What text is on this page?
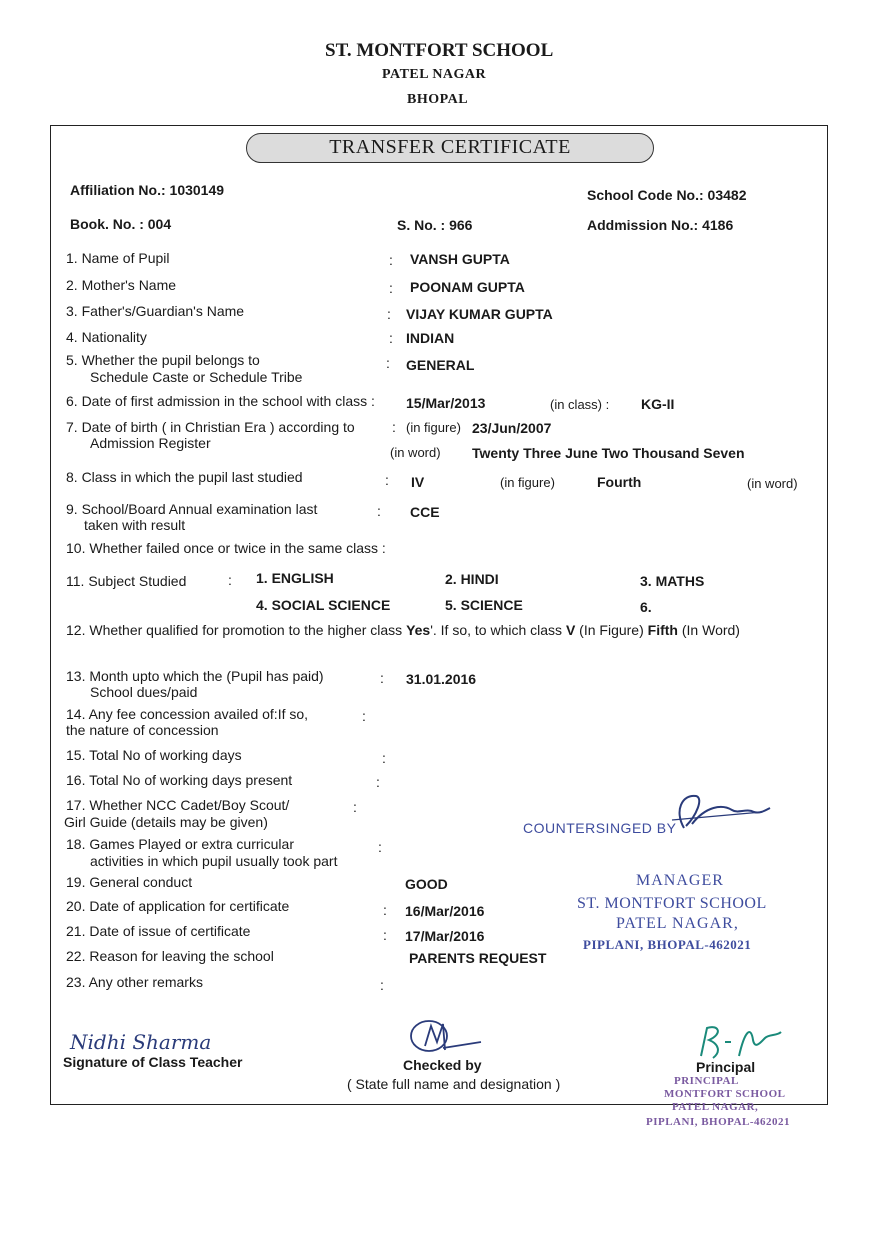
ST. MONTFORT SCHOOL
PATEL NAGAR
BHOPAL
TRANSFER CERTIFICATE
Affiliation No.: 1030149	School Code No.: 03482
Book. No. : 004	S. No. : 966	Addmission No.: 4186
1. Name of Pupil	: VANSH GUPTA
2. Mother's Name	: POONAM GUPTA
3. Father's/Guardian's Name	: VIJAY KUMAR GUPTA
4. Nationality	: INDIAN
5. Whether the pupil belongs to
Schedule Caste or Schedule Tribe
: GENERAL
6. Date of first admission in the school with class : 15/Mar/2013	(in class) : KG-II
7. Date of birth ( in Christian Era ) according to
Admission Register
: (in figure) 23/Jun/2007
(in word) Twenty Three June Two Thousand Seven
8. Class in which the pupil last studied	: IV	(in figure)	Fourth	(in word)
9. School/Board Annual examination last
taken with result
: CCE
10. Whether failed once or twice in the same class :
11. Subject Studied	: 1. ENGLISH	2. HINDI	3. MATHS
4. SOCIAL SCIENCE	5. SCIENCE	6.
12. Whether qualified for promotion to the higher class Yes'. If so, to which class V (In Figure) Fifth (In Word)
13. Month upto which the (Pupil has paid)
School dues/paid
: 31.01.2016
14. Any fee concession availed of:If so,
the nature of concession
:
15. Total No of working days	:
16. Total No of working days present	:
17. Whether NCC Cadet/Boy Scout/
Girl Guide (details may be given)
:
18. Games Played or extra curricular
activities in which pupil usually took part
:
19. General conduct	GOOD
20. Date of application for certificate	: 16/Mar/2016
21. Date of issue of certificate	: 17/Mar/2016
22. Reason for leaving the school	PARENTS REQUEST
23. Any other remarks	:
COUNTERSINGED BY
MANAGER
ST. MONTFORT SCHOOL
PATEL NAGAR,
PIPLANI, BHOPAL-462021
Nidhi Sharma
Signature of Class Teacher	Checked by
( State full name and designation )
Principal
PRINCIPAL
MONTFORT SCHOOL
PATEL NAGAR,
PIPLANI, BHOPAL-462021
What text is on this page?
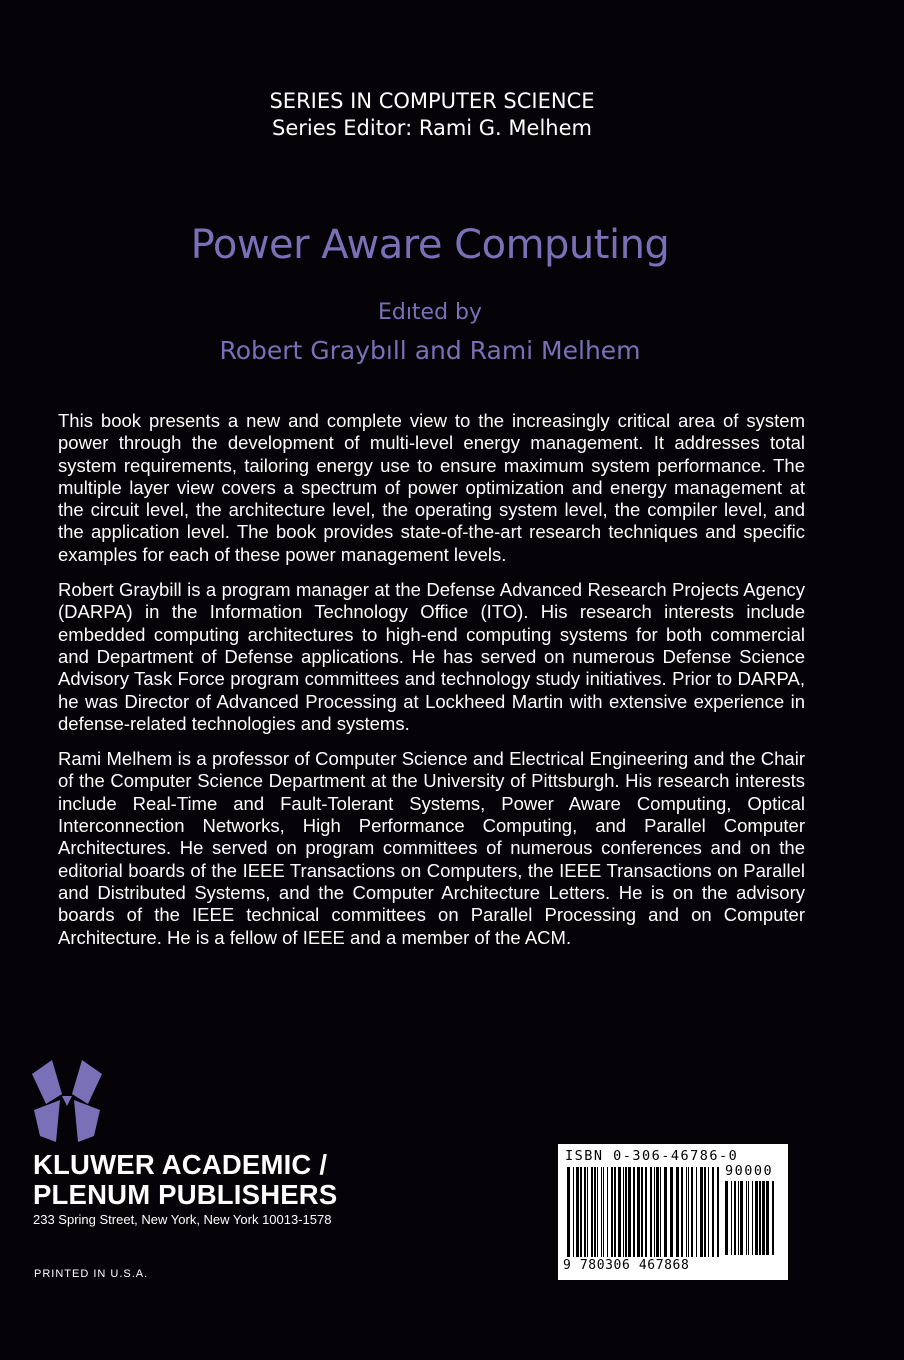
SERIES IN COMPUTER SCIENCE
Series Editor: Rami G. Melhem
Power Aware Computing
Edıted by
Robert Graybıll and Rami Melhem

This book presents a new and complete view to the increasingly critical area of system power through the development of multi-level energy management. It addresses total system requirements, tailoring energy use to ensure maximum system performance. The multiple layer view covers a spectrum of power optimization and energy management at the circuit level, the architecture level, the operating system level, the compiler level, and the application level. The book provides state-of-the-art research techniques and specific examples for each of these power management levels.

Robert Graybill is a program manager at the Defense Advanced Research Projects Agency (DARPA) in the Information Technology Office (ITO). His research interests include embedded computing architectures to high-end computing systems for both commercial and Department of Defense applications. He has served on numerous Defense Science Advisory Task Force program committees and technology study initiatives. Prior to DARPA, he was Director of Advanced Processing at Lockheed Martin with extensive experience in defense-related technologies and systems.

Rami Melhem is a professor of Computer Science and Electrical Engineering and the Chair of the Computer Science Department at the University of Pittsburgh. His research interests include Real-Time and Fault-Tolerant Systems, Power Aware Computing, Optical Interconnection Networks, High Performance Computing, and Parallel Computer Architectures. He served on program committees of numerous conferences and on the editorial boards of the IEEE Transactions on Computers, the IEEE Transactions on Parallel and Distributed Systems, and the Computer Architecture Letters. He is on the advisory boards of the IEEE technical committees on Parallel Processing and on Computer Architecture. He is a fellow of IEEE and a member of the ACM.

KLUWER ACADEMIC /
PLENUM PUBLISHERS
233 Spring Street, New York, New York 10013-1578
PRINTED IN U.S.A.
ISBN 0-306-46786-0
90000
9 780306 467868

> **REQUIRED WORK**: The records above are to be restated exactly, without their pictures.

> **FINAL RESULT**:
What text is on this page?
ST. MONTFORT SCHOOL
PATEL NAGAR
BHOPAL
TRANSFER CERTIFICATE
Affiliation No.: 1030149	School Code No.: 03482
Book. No. : 004	S. No. : 966	Addmission No.: 4186
1. Name of Pupil	: VANSH GUPTA
2. Mother's Name	: POONAM GUPTA
3. Father's/Guardian's Name	: VIJAY KUMAR GUPTA
4. Nationality	: INDIAN
5. Whether the pupil belongs to
Schedule Caste or Schedule Tribe
: GENERAL
6. Date of first admission in the school with class : 15/Mar/2013	(in class) : KG-II
7. Date of birth ( in Christian Era ) according to
Admission Register
: (in figure) 23/Jun/2007
(in word) Twenty Three June Two Thousand Seven
8. Class in which the pupil last studied	: IV	(in figure)	Fourth	(in word)
9. School/Board Annual examination last
taken with result
: CCE
10. Whether failed once or twice in the same class :
11. Subject Studied	: 1. ENGLISH	2. HINDI	3. MATHS
4. SOCIAL SCIENCE	5. SCIENCE	6.
12. Whether qualified for promotion to the higher class Yes'. If so, to which class V (In Figure) Fifth (In Word)
13. Month upto which the (Pupil has paid)
School dues/paid
: 31.01.2016
14. Any fee concession availed of:If so,
the nature of concession
:
15. Total No of working days	:
16. Total No of working days present	:
17. Whether NCC Cadet/Boy Scout/
Girl Guide (details may be given)
:
18. Games Played or extra curricular
activities in which pupil usually took part
:
19. General conduct	GOOD
20. Date of application for certificate	: 16/Mar/2016
21. Date of issue of certificate	: 17/Mar/2016
22. Reason for leaving the school	PARENTS REQUEST
23. Any other remarks	:
COUNTERSINGED BY
MANAGER
ST. MONTFORT SCHOOL
PATEL NAGAR,
PIPLANI, BHOPAL-462021
Nidhi Sharma
Signature of Class Teacher	Checked by
( State full name and designation )
Principal
PRINCIPAL
MONTFORT SCHOOL
PATEL NAGAR,
PIPLANI, BHOPAL-462021
What text is on this page?
SERIES IN COMPUTER SCIENCE
Series Editor: Rami G. Melhem
Power Aware Computing
Edıted by
Robert Graybıll and Rami Melhem

This book presents a new and complete view to the increasingly critical area of system power through the development of multi-level energy management. It addresses total system requirements, tailoring energy use to ensure maximum system performance. The multiple layer view covers a spectrum of power optimization and energy management at the circuit level, the architecture level, the operating system level, the compiler level, and the application level. The book provides state-of-the-art research techniques and specific examples for each of these power management levels.

Robert Graybill is a program manager at the Defense Advanced Research Projects Agency (DARPA) in the Information Technology Office (ITO). His research interests include embedded computing architectures to high-end computing systems for both commercial and Department of Defense applications. He has served on numerous Defense Science Advisory Task Force program committees and technology study initiatives. Prior to DARPA, he was Director of Advanced Processing at Lockheed Martin with extensive experience in defense-related technologies and systems.

Rami Melhem is a professor of Computer Science and Electrical Engineering and the Chair of the Computer Science Department at the University of Pittsburgh. His research interests include Real-Time and Fault-Tolerant Systems, Power Aware Computing, Optical Interconnection Networks, High Performance Computing, and Parallel Computer Architectures. He served on program committees of numerous conferences and on the editorial boards of the IEEE Transactions on Computers, the IEEE Transactions on Parallel and Distributed Systems, and the Computer Architecture Letters. He is on the advisory boards of the IEEE technical committees on Parallel Processing and on Computer Architecture. He is a fellow of IEEE and a member of the ACM.

KLUWER ACADEMIC /
PLENUM PUBLISHERS
233 Spring Street, New York, New York 10013-1578
PRINTED IN U.S.A.
ISBN 0-306-46786-0
90000
9 780306 467868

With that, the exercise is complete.